Part of a data file
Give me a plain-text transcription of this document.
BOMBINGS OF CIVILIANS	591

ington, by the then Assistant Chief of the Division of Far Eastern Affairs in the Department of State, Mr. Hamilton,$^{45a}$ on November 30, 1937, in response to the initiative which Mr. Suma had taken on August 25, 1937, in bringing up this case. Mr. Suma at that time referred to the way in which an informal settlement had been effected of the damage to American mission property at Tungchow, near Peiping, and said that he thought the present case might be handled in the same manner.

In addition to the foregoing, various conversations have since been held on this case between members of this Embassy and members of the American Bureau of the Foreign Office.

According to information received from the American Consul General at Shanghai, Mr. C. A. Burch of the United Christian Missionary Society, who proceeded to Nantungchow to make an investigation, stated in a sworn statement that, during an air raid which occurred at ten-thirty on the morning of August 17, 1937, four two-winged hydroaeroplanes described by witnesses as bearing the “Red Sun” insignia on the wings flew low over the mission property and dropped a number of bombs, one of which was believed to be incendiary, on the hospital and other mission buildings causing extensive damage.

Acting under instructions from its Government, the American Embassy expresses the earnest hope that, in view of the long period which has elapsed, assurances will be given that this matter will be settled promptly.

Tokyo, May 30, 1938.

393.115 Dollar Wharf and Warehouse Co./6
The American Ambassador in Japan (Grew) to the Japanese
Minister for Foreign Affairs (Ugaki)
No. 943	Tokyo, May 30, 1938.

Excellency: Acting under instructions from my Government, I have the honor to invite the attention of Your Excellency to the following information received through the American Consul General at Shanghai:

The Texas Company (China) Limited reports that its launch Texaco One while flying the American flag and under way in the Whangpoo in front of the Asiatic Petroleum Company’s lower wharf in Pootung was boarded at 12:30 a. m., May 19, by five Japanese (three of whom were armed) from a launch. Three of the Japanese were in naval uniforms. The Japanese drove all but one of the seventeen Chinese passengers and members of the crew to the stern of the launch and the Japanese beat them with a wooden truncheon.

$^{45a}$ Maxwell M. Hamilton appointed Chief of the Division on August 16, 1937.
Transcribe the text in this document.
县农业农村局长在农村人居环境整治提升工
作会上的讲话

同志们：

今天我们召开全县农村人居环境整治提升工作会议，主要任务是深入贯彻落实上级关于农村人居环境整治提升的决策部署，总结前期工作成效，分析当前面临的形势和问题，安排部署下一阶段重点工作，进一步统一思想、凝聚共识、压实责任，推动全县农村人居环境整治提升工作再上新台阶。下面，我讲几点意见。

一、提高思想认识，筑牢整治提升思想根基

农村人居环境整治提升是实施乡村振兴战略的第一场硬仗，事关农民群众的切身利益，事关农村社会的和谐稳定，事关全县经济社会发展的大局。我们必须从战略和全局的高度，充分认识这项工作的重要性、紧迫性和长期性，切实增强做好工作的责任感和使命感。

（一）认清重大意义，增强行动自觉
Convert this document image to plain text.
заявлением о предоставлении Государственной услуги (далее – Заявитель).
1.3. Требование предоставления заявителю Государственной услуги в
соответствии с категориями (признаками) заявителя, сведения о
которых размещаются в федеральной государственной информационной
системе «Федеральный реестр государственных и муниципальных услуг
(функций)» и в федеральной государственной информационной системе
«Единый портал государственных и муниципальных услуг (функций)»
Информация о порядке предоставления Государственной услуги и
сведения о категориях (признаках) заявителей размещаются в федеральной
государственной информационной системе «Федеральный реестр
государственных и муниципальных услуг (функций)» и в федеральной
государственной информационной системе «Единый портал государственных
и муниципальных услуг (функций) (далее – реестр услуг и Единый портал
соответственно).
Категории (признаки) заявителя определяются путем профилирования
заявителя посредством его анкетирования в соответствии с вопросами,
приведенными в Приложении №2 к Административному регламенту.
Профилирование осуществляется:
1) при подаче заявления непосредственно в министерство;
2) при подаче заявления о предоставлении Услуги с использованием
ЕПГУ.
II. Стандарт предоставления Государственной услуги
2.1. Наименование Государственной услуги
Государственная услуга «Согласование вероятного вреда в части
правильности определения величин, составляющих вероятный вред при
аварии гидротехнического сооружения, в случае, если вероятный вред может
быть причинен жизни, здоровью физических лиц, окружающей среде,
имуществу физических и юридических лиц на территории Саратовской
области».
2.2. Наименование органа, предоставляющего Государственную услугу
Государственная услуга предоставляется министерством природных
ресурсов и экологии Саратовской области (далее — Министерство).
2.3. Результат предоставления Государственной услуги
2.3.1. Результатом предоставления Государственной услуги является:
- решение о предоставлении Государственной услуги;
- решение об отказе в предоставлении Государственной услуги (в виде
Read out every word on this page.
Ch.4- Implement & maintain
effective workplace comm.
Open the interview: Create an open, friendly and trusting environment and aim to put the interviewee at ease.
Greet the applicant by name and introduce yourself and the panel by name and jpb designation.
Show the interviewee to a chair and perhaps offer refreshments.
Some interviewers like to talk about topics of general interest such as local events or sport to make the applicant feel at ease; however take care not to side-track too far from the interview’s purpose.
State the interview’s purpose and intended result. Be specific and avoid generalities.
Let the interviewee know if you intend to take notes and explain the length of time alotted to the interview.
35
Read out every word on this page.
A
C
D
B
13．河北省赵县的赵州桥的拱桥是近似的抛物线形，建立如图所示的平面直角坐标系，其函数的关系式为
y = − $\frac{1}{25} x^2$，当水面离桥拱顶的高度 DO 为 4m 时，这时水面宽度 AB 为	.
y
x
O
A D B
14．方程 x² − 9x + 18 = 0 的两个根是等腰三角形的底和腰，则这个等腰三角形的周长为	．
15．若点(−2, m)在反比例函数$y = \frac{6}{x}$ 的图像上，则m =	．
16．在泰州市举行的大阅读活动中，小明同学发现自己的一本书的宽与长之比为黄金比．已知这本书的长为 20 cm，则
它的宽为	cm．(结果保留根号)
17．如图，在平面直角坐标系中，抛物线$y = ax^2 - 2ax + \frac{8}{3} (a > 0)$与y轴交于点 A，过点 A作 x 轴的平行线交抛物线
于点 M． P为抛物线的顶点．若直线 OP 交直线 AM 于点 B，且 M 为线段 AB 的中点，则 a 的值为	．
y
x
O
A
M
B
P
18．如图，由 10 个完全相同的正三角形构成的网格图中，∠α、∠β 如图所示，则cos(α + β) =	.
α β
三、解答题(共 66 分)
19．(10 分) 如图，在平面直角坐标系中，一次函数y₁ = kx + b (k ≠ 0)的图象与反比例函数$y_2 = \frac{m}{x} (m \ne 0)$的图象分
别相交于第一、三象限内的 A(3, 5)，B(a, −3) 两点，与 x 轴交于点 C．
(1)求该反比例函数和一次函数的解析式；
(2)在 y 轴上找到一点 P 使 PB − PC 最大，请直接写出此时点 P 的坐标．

§ **DESCRIPTION OF THE TASK**
Return the full listing, character for character.

§ **SOLUTION**
Give me a plain-text transcription of this document.
BOMBINGS OF CIVILIANS	591

ington, by the then Assistant Chief of the Division of Far Eastern Affairs in the Department of State, Mr. Hamilton,$^{45a}$ on November 30, 1937, in response to the initiative which Mr. Suma had taken on August 25, 1937, in bringing up this case. Mr. Suma at that time referred to the way in which an informal settlement had been effected of the damage to American mission property at Tungchow, near Peiping, and said that he thought the present case might be handled in the same manner.

In addition to the foregoing, various conversations have since been held on this case between members of this Embassy and members of the American Bureau of the Foreign Office.

According to information received from the American Consul General at Shanghai, Mr. C. A. Burch of the United Christian Missionary Society, who proceeded to Nantungchow to make an investigation, stated in a sworn statement that, during an air raid which occurred at ten-thirty on the morning of August 17, 1937, four two-winged hydroaeroplanes described by witnesses as bearing the “Red Sun” insignia on the wings flew low over the mission property and dropped a number of bombs, one of which was believed to be incendiary, on the hospital and other mission buildings causing extensive damage.

Acting under instructions from its Government, the American Embassy expresses the earnest hope that, in view of the long period which has elapsed, assurances will be given that this matter will be settled promptly.

Tokyo, May 30, 1938.

393.115 Dollar Wharf and Warehouse Co./6
The American Ambassador in Japan (Grew) to the Japanese
Minister for Foreign Affairs (Ugaki)
No. 943	Tokyo, May 30, 1938.

Excellency: Acting under instructions from my Government, I have the honor to invite the attention of Your Excellency to the following information received through the American Consul General at Shanghai:

The Texas Company (China) Limited reports that its launch Texaco One while flying the American flag and under way in the Whangpoo in front of the Asiatic Petroleum Company’s lower wharf in Pootung was boarded at 12:30 a. m., May 19, by five Japanese (three of whom were armed) from a launch. Three of the Japanese were in naval uniforms. The Japanese drove all but one of the seventeen Chinese passengers and members of the crew to the stern of the launch and the Japanese beat them with a wooden truncheon.

$^{45a}$ Maxwell M. Hamilton appointed Chief of the Division on August 16, 1937.
Transcribe the text in this document.
县农业农村局长在农村人居环境整治提升工
作会上的讲话

同志们：

今天我们召开全县农村人居环境整治提升工作会议，主要任务是深入贯彻落实上级关于农村人居环境整治提升的决策部署，总结前期工作成效，分析当前面临的形势和问题，安排部署下一阶段重点工作，进一步统一思想、凝聚共识、压实责任，推动全县农村人居环境整治提升工作再上新台阶。下面，我讲几点意见。

一、提高思想认识，筑牢整治提升思想根基

农村人居环境整治提升是实施乡村振兴战略的第一场硬仗，事关农民群众的切身利益，事关农村社会的和谐稳定，事关全县经济社会发展的大局。我们必须从战略和全局的高度，充分认识这项工作的重要性、紧迫性和长期性，切实增强做好工作的责任感和使命感。

（一）认清重大意义，增强行动自觉
Convert this document image to plain text.
заявлением о предоставлении Государственной услуги (далее – Заявитель).
1.3. Требование предоставления заявителю Государственной услуги в
соответствии с категориями (признаками) заявителя, сведения о
которых размещаются в федеральной государственной информационной
системе «Федеральный реестр государственных и муниципальных услуг
(функций)» и в федеральной государственной информационной системе
«Единый портал государственных и муниципальных услуг (функций)»
Информация о порядке предоставления Государственной услуги и
сведения о категориях (признаках) заявителей размещаются в федеральной
государственной информационной системе «Федеральный реестр
государственных и муниципальных услуг (функций)» и в федеральной
государственной информационной системе «Единый портал государственных
и муниципальных услуг (функций) (далее – реестр услуг и Единый портал
соответственно).
Категории (признаки) заявителя определяются путем профилирования
заявителя посредством его анкетирования в соответствии с вопросами,
приведенными в Приложении №2 к Административному регламенту.
Профилирование осуществляется:
1) при подаче заявления непосредственно в министерство;
2) при подаче заявления о предоставлении Услуги с использованием
ЕПГУ.
II. Стандарт предоставления Государственной услуги
2.1. Наименование Государственной услуги
Государственная услуга «Согласование вероятного вреда в части
правильности определения величин, составляющих вероятный вред при
аварии гидротехнического сооружения, в случае, если вероятный вред может
быть причинен жизни, здоровью физических лиц, окружающей среде,
имуществу физических и юридических лиц на территории Саратовской
области».
2.2. Наименование органа, предоставляющего Государственную услугу
Государственная услуга предоставляется министерством природных
ресурсов и экологии Саратовской области (далее — Министерство).
2.3. Результат предоставления Государственной услуги
2.3.1. Результатом предоставления Государственной услуги является:
- решение о предоставлении Государственной услуги;
- решение об отказе в предоставлении Государственной услуги (в виде
Read out every word on this page.
Ch.4- Implement & maintain
effective workplace comm.
Open the interview: Create an open, friendly and trusting environment and aim to put the interviewee at ease.
Greet the applicant by name and introduce yourself and the panel by name and jpb designation.
Show the interviewee to a chair and perhaps offer refreshments.
Some interviewers like to talk about topics of general interest such as local events or sport to make the applicant feel at ease; however take care not to side-track too far from the interview’s purpose.
State the interview’s purpose and intended result. Be specific and avoid generalities.
Let the interviewee know if you intend to take notes and explain the length of time alotted to the interview.
35
Read out every word on this page.
A
C
D
B
13．河北省赵县的赵州桥的拱桥是近似的抛物线形，建立如图所示的平面直角坐标系，其函数的关系式为
y = − $\frac{1}{25} x^2$，当水面离桥拱顶的高度 DO 为 4m 时，这时水面宽度 AB 为	.
y
x
O
A D B
14．方程 x² − 9x + 18 = 0 的两个根是等腰三角形的底和腰，则这个等腰三角形的周长为	．
15．若点(−2, m)在反比例函数$y = \frac{6}{x}$ 的图像上，则m =	．
16．在泰州市举行的大阅读活动中，小明同学发现自己的一本书的宽与长之比为黄金比．已知这本书的长为 20 cm，则
它的宽为	cm．(结果保留根号)
17．如图，在平面直角坐标系中，抛物线$y = ax^2 - 2ax + \frac{8}{3} (a > 0)$与y轴交于点 A，过点 A作 x 轴的平行线交抛物线
于点 M． P为抛物线的顶点．若直线 OP 交直线 AM 于点 B，且 M 为线段 AB 的中点，则 a 的值为	．
y
x
O
A
M
B
P
18．如图，由 10 个完全相同的正三角形构成的网格图中，∠α、∠β 如图所示，则cos(α + β) =	.
α β
三、解答题(共 66 分)
19．(10 分) 如图，在平面直角坐标系中，一次函数y₁ = kx + b (k ≠ 0)的图象与反比例函数$y_2 = \frac{m}{x} (m \ne 0)$的图象分
别相交于第一、三象限内的 A(3, 5)，B(a, −3) 两点，与 x 轴交于点 C．
(1)求该反比例函数和一次函数的解析式；
(2)在 y 轴上找到一点 P 使 PB − PC 最大，请直接写出此时点 P 的坐标．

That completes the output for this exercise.